** Start **

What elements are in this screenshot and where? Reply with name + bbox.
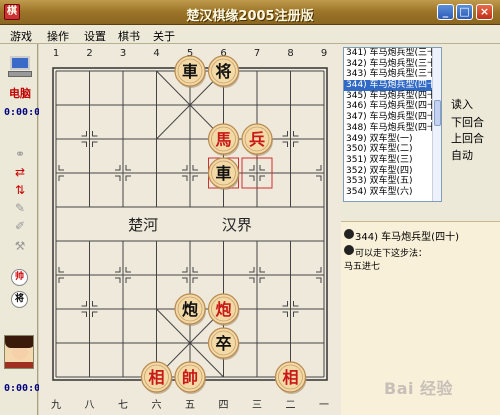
link-icon[interactable]: ⚭ — [12, 147, 28, 161]
chess-piece[interactable]: 炮 — [174, 293, 206, 326]
watermark: Bai 经验 — [384, 379, 454, 398]
svg-text:炮: 炮 — [215, 300, 231, 319]
minimize-button[interactable]: _ — [437, 4, 454, 20]
file-number-top: 1 — [53, 48, 59, 59]
list-item[interactable]: 346) 车马炮兵型(四十 — [344, 101, 441, 112]
black-king-icon[interactable]: 将 — [11, 291, 28, 308]
file-number-bottom: 二 — [286, 400, 296, 411]
menu-operate[interactable]: 操作 — [47, 28, 69, 44]
list-item[interactable]: 344) 车马炮兵型(四十 — [344, 80, 441, 91]
auto-button[interactable]: 自动 — [451, 147, 473, 163]
file-number-top: 4 — [153, 48, 159, 59]
list-item[interactable]: 345) 车马炮兵型(四十 — [344, 91, 441, 102]
river-label-right: 汉界 — [222, 216, 252, 234]
file-number-bottom: 一 — [319, 400, 329, 411]
right-panel: 341) 车马炮兵型(三十 342) 车马炮兵型(三十 343) 车马炮兵型(三十 3… — [341, 44, 500, 415]
chess-piece[interactable]: 炮 — [207, 293, 240, 326]
chess-piece[interactable]: 相 — [140, 361, 173, 394]
panda-icon — [344, 245, 354, 255]
file-number-bottom: 五 — [185, 400, 195, 411]
chess-piece[interactable]: 卒 — [207, 327, 240, 360]
list-item[interactable]: 347) 车马炮兵型(四十 — [344, 112, 441, 123]
swap-icon[interactable]: ⇄ — [12, 165, 28, 179]
file-number-top: 3 — [120, 48, 126, 59]
list-item[interactable]: 353) 双车型(五) — [344, 176, 441, 187]
list-item[interactable]: 348) 车马炮兵型(四十 — [344, 123, 441, 134]
file-number-top: 7 — [254, 48, 260, 59]
flip-icon[interactable]: ⇅ — [12, 183, 28, 197]
file-number-bottom: 九 — [51, 399, 61, 411]
edit-icon[interactable]: ✎ — [12, 201, 28, 215]
next-round-button[interactable]: 下回合 — [451, 114, 484, 130]
left-toolbar: 电脑 0:00:00 ⚭ ⇄ ⇅ ✎ ✐ ⚒ 帅 将 0:00:00 — [0, 44, 46, 415]
chess-piece[interactable]: 車 — [207, 157, 240, 190]
chess-piece[interactable]: 将 — [207, 55, 240, 88]
chess-piece[interactable]: 馬 — [207, 123, 240, 156]
chess-piece[interactable]: 帥 — [174, 361, 206, 394]
svg-text:相: 相 — [282, 368, 298, 387]
comment-title: 344) 车马炮兵型(四十) — [355, 232, 459, 243]
list-scrollbar[interactable] — [432, 48, 441, 201]
svg-text:兵: 兵 — [249, 130, 265, 149]
svg-text:卒: 卒 — [215, 334, 231, 353]
maximize-button[interactable]: □ — [456, 4, 473, 20]
close-button[interactable]: × — [476, 4, 493, 20]
chess-piece[interactable]: 車 — [174, 55, 206, 88]
svg-text:車: 車 — [182, 62, 198, 81]
file-number-bottom: 八 — [85, 400, 95, 411]
list-item[interactable]: 351) 双车型(三) — [344, 155, 441, 166]
avatar — [4, 335, 34, 369]
menu-settings[interactable]: 设置 — [84, 28, 106, 44]
load-button[interactable]: 读入 — [451, 96, 473, 112]
comment-move: 马五进七 — [344, 262, 381, 272]
menu-about[interactable]: 关于 — [153, 28, 175, 44]
svg-text:車: 車 — [215, 164, 231, 183]
list-item[interactable]: 354) 双车型(六) — [344, 187, 441, 198]
comment-line: 可以走下这步法： — [355, 249, 428, 259]
svg-text:相: 相 — [148, 368, 164, 387]
chess-piece[interactable]: 相 — [274, 361, 307, 394]
list-item[interactable]: 349) 双车型(一) — [344, 134, 441, 145]
list-item[interactable]: 352) 双车型(四) — [344, 166, 441, 177]
svg-text:炮: 炮 — [182, 300, 198, 319]
panda-icon — [344, 229, 354, 239]
file-number-bottom: 三 — [252, 400, 262, 411]
tool-icon[interactable]: ⚒ — [12, 239, 28, 253]
player-label: 电脑 — [9, 87, 31, 100]
list-item[interactable]: 343) 车马炮兵型(三十 — [344, 69, 441, 80]
svg-text:将: 将 — [215, 62, 231, 81]
file-number-bottom: 七 — [118, 399, 128, 411]
river-label-left: 楚河 — [128, 216, 158, 234]
chess-board[interactable]: 1 2 3 4 5 6 7 8 9九八七六五四三二一楚河 汉界車 将馬 兵車炮 炮卒相帥相 — [39, 44, 341, 415]
file-number-top: 2 — [86, 48, 92, 59]
red-king-icon[interactable]: 帅 — [11, 269, 28, 286]
menu-chess-book[interactable]: 棋书 — [118, 28, 140, 44]
file-number-bottom: 六 — [152, 399, 162, 411]
pen-icon[interactable]: ✐ — [12, 219, 28, 233]
chess-board-area: 1 2 3 4 5 6 7 8 9 九八七六五四三二一楚河 汉界車将馬兵車炮炮卒相帥相 — [39, 44, 341, 415]
title-bar[interactable]: 棋 楚汉棋缘2005注册版 _ □ × — [0, 0, 500, 25]
file-number-bottom: 四 — [219, 400, 229, 411]
chess-piece[interactable]: 兵 — [241, 123, 273, 156]
file-number-top: 8 — [287, 48, 293, 59]
svg-text:馬: 馬 — [215, 130, 231, 149]
computer-icon — [8, 56, 32, 78]
window-title: 楚汉棋缘2005注册版 — [186, 9, 314, 24]
puzzle-list[interactable]: 341) 车马炮兵型(三十 342) 车马炮兵型(三十 343) 车马炮兵型(三十 3… — [343, 47, 442, 202]
menu-bar: 游戏 操作 设置 棋书 关于 — [0, 25, 500, 44]
svg-text:帥: 帥 — [182, 368, 198, 387]
menu-game[interactable]: 游戏 — [10, 28, 32, 44]
list-item[interactable]: 350) 双车型(二) — [344, 144, 441, 155]
list-item[interactable]: 341) 车马炮兵型(三十 — [344, 48, 441, 59]
file-number-top: 9 — [321, 48, 327, 59]
list-item[interactable]: 342) 车马炮兵型(三十 — [344, 59, 441, 70]
prev-round-button[interactable]: 上回合 — [451, 130, 484, 146]
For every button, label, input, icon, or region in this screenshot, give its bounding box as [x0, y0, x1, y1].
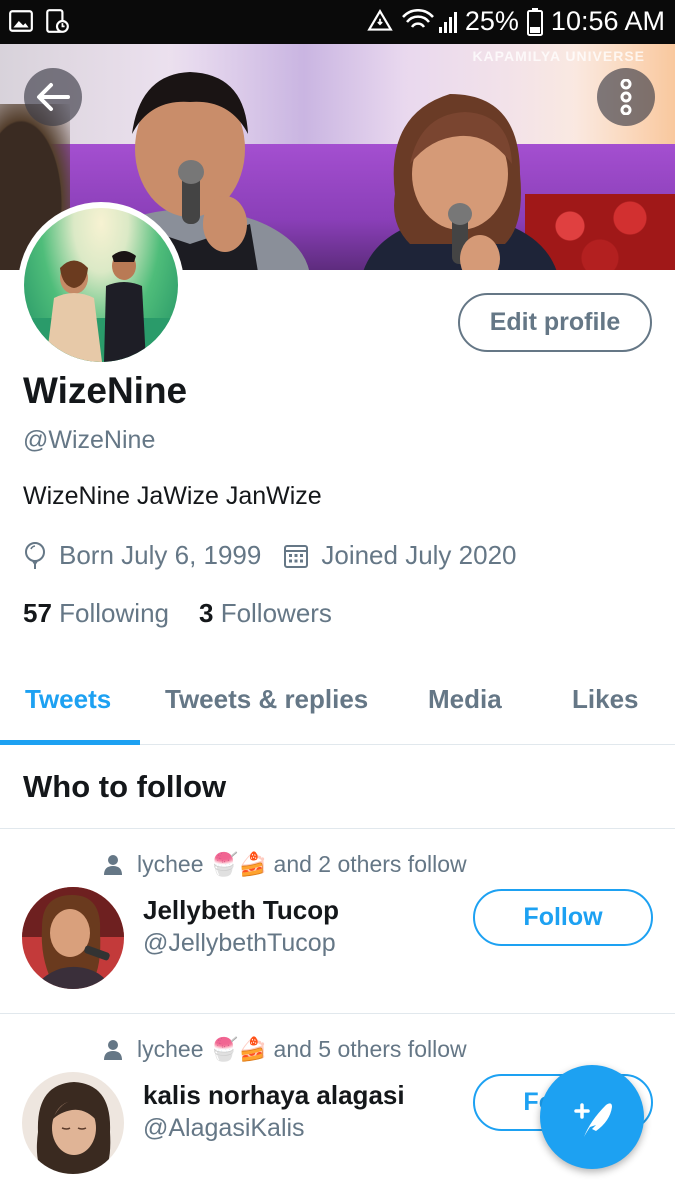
profile-name: WizeNine	[23, 370, 188, 411]
social-context: lychee 🍧🍰 and 2 others follow	[103, 851, 467, 878]
profile-avatar[interactable]	[18, 202, 184, 368]
who-to-follow-header: Who to follow	[0, 745, 675, 829]
battery-percent: 25%	[464, 6, 519, 36]
tab-media[interactable]: Media	[428, 684, 502, 715]
profile-bio: WizeNine JaWize JanWize	[23, 482, 322, 510]
following-count: 57	[23, 598, 52, 628]
followers-count: 3	[198, 598, 214, 628]
social-context-text: lychee 🍧🍰 and 2 others follow	[137, 851, 467, 877]
who-to-follow-title: Who to follow	[23, 769, 227, 804]
avatar-photo	[22, 887, 124, 989]
screen-recorder-icon	[46, 9, 69, 33]
profile-tabs: Tweets Tweets & replies Media Likes	[0, 660, 675, 745]
compose-tweet-button[interactable]	[540, 1065, 644, 1169]
battery-icon	[526, 7, 543, 36]
person-icon	[104, 854, 122, 875]
gallery-notification-icon	[9, 10, 33, 32]
tab-likes[interactable]: Likes	[572, 684, 639, 715]
social-context: lychee 🍧🍰 and 5 others follow	[103, 1036, 467, 1063]
suggestion-handle: @JellybethTucop	[143, 929, 336, 957]
more-options-button[interactable]	[597, 68, 655, 126]
banner-watermark: KAPAMILYA UNIVERSE	[472, 48, 645, 64]
birth-date: Born July 6, 1999	[59, 540, 262, 570]
suggestion-card[interactable]: lychee 🍧🍰 and 2 others follow Jellybeth …	[0, 829, 675, 1014]
following-link[interactable]: 57 Following	[23, 598, 169, 629]
suggestion-handle: @AlagasiKalis	[143, 1114, 305, 1142]
following-label: Following	[59, 598, 169, 628]
suggestion-name: kalis norhaya alagasi	[143, 1080, 405, 1110]
banner-person-right	[363, 94, 557, 270]
status-bar: 25% 10:56 AM	[0, 0, 675, 44]
compose-feather-icon	[574, 1103, 612, 1137]
tab-tweets[interactable]: Tweets	[25, 684, 111, 715]
suggestion-avatar[interactable]	[22, 887, 124, 989]
joined-date: Joined July 2020	[321, 540, 517, 570]
social-context-text: lychee 🍧🍰 and 5 others follow	[137, 1036, 467, 1062]
calendar-icon	[284, 544, 309, 568]
profile-handle: @WizeNine	[23, 426, 156, 454]
tab-tweets-replies[interactable]: Tweets & replies	[165, 684, 368, 715]
clock: 10:56 AM	[550, 6, 665, 36]
wifi-signal-icon	[401, 8, 457, 33]
followers-link[interactable]: 3 Followers	[199, 598, 332, 629]
balloon-icon	[25, 541, 45, 569]
profile-meta: Born July 6, 1999 Joined July 2020	[23, 540, 539, 571]
avatar-photo	[24, 251, 178, 362]
suggestion-avatar[interactable]	[22, 1072, 124, 1174]
person-icon	[104, 1039, 122, 1060]
arrow-left-icon	[37, 83, 70, 111]
data-saver-icon	[367, 8, 393, 31]
follow-button[interactable]: Follow	[473, 889, 653, 946]
edit-profile-button[interactable]: Edit profile	[458, 293, 652, 352]
followers-label: Followers	[220, 598, 332, 628]
follow-counts: 57 Following 3 Followers	[23, 598, 332, 629]
vertical-dots-icon	[620, 79, 632, 115]
back-button[interactable]	[24, 68, 82, 126]
avatar-photo	[22, 1072, 124, 1174]
suggestion-name: Jellybeth Tucop	[143, 895, 339, 925]
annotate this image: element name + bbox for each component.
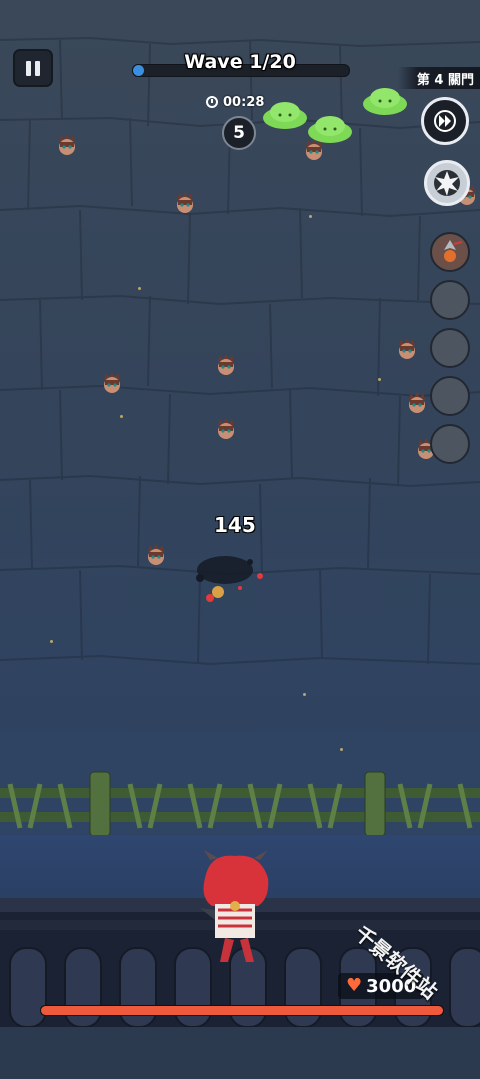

** End **

BRIEF:
Reproduce only the lines from the line with "link-icon[interactable]: ⚭ —" to the line with "edit-icon[interactable]: ✎ —", replacing "chess-piece" with "game-piece" and leaving everything else unchanged.

COMPLETE ANSWER:
link-icon[interactable]: ⚭ — [12, 147, 28, 161]
game-piece[interactable]: 炮 — [174, 293, 206, 326]
watermark: Bai 经验 — [384, 379, 454, 398]
svg-text:炮: 炮 — [215, 300, 231, 319]
minimize-button[interactable]: _ — [437, 4, 454, 20]
file-number-top: 1 — [53, 48, 59, 59]
list-item[interactable]: 346) 车马炮兵型(四十 — [344, 101, 441, 112]
black-king-icon[interactable]: 将 — [11, 291, 28, 308]
file-number-bottom: 二 — [286, 400, 296, 411]
menu-operate[interactable]: 操作 — [47, 28, 69, 44]
list-item[interactable]: 344) 车马炮兵型(四十 — [344, 80, 441, 91]
auto-button[interactable]: 自动 — [451, 147, 473, 163]
file-number-top: 4 — [153, 48, 159, 59]
list-item[interactable]: 345) 车马炮兵型(四十 — [344, 91, 441, 102]
river-label-right: 汉界 — [222, 216, 252, 234]
file-number-bottom: 一 — [319, 400, 329, 411]
right-panel: 341) 车马炮兵型(三十 342) 车马炮兵型(三十 343) 车马炮兵型(三十 3… — [341, 44, 500, 415]
game-piece[interactable]: 炮 — [207, 293, 240, 326]
game-piece[interactable]: 相 — [140, 361, 173, 394]
panda-icon — [344, 245, 354, 255]
file-number-bottom: 五 — [185, 400, 195, 411]
game-piece[interactable]: 卒 — [207, 327, 240, 360]
list-item[interactable]: 347) 车马炮兵型(四十 — [344, 112, 441, 123]
swap-icon[interactable]: ⇄ — [12, 165, 28, 179]
file-number-top: 3 — [120, 48, 126, 59]
list-item[interactable]: 353) 双车型(五) — [344, 176, 441, 187]
list-item[interactable]: 348) 车马炮兵型(四十 — [344, 123, 441, 134]
file-number-top: 7 — [254, 48, 260, 59]
flip-icon[interactable]: ⇅ — [12, 183, 28, 197]
file-number-bottom: 九 — [51, 399, 61, 411]
edit-icon[interactable]: ✎ — [12, 201, 28, 215]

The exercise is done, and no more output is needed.